— Start —

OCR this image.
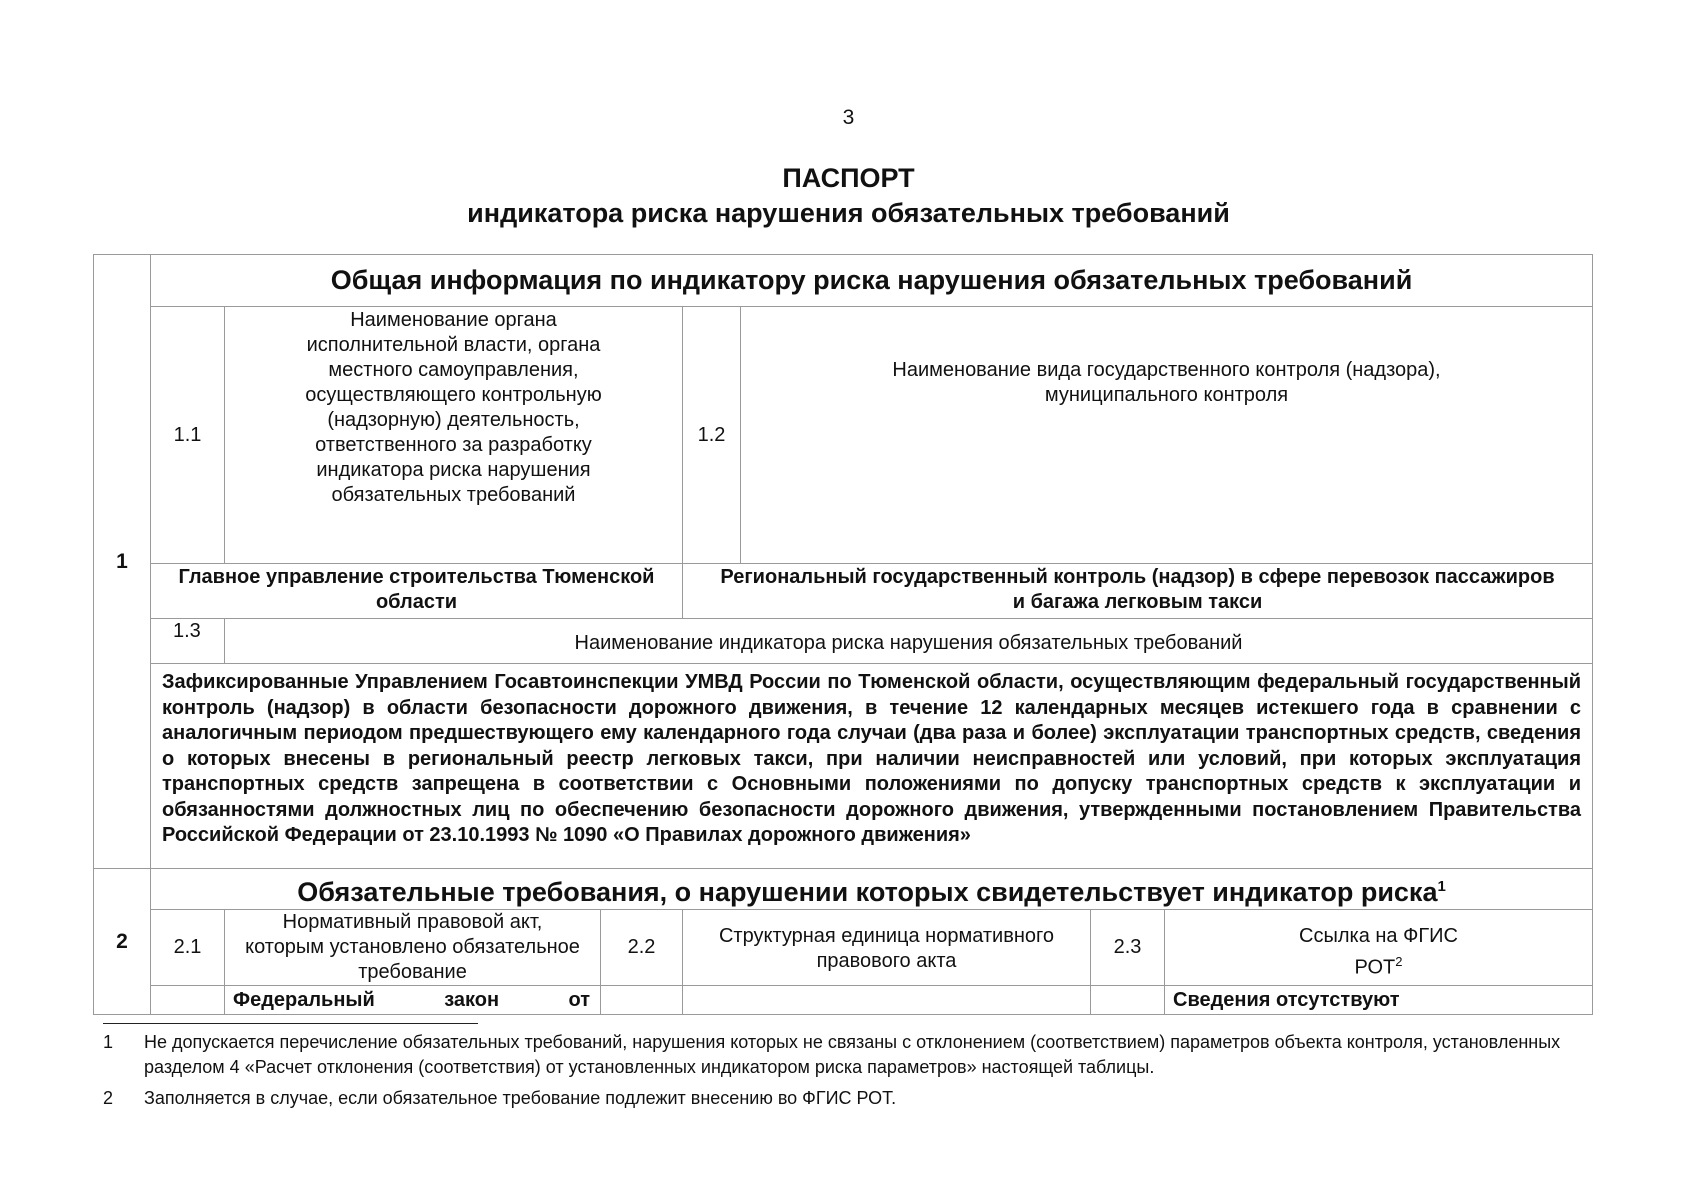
3
ПАСПОРТ
индикатора риска нарушения обязательных требований
1	Общая информация по индикатору риска нарушения обязательных требований						
	1.1	Наименование органа исполнительной власти, органа местного самоуправления, осуществляющего контрольную (надзорную) деятельность, ответственного за разработку индикатора риска нарушения обязательных требований		1.2	Наименование вида государственного контроля (надзора), муниципального контроля		
	Главное управление строительства Тюменской области			Региональный государственный контроль (надзор) в сфере перевозок пассажиров и багажа легковым такси			
	1.3	Наименование индикатора риска нарушения обязательных требований					
	Зафиксированные Управлением Госавтоинспекции УМВД России по Тюменской области, осуществляющим федеральный государственный контроль (надзор) в области безопасности дорожного движения, в течение 12 календарных месяцев истекшего года в сравнении с аналогичным периодом предшествующего ему календарного года случаи (два раза и более) эксплуатации транспортных средств, сведения о которых внесены в региональный реестр легковых такси, при наличии неисправностей или условий, при которых эксплуатация транспортных средств запрещена в соответствии с Основными положениями по допуску транспортных средств к эксплуатации и обязанностями должностных лиц по обеспечению безопасности дорожного движения, утвержденными постановлением Правительства Российской Федерации от 23.10.1993 № 1090 «О Правилах дорожного движения»						

2	Обязательные требования, о нарушении которых свидетельствует индикатор риска$^1$
	2.1	Нормативный правовой акт, которым установлено обязательное требование	2.2	Структурная единица нормативного правового акта		2.3	Ссылка на ФГИС РОТ$^2$

		Федеральный закон от					Сведения отсутствуют
1	Не допускается перечисление обязательных требований, нарушения которых не связаны с отклонением (соответствием) параметров объекта контроля, установленных разделом 4 «Расчет отклонения (соответствия) от установленных индикатором риска параметров» настоящей таблицы.
2	Заполняется в случае, если обязательное требование подлежит внесению во ФГИС РОТ.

— End —

→ **Challenge**: Give only the number of lines in the entries above that contain the string "нарушения".

→ **Solution**: 5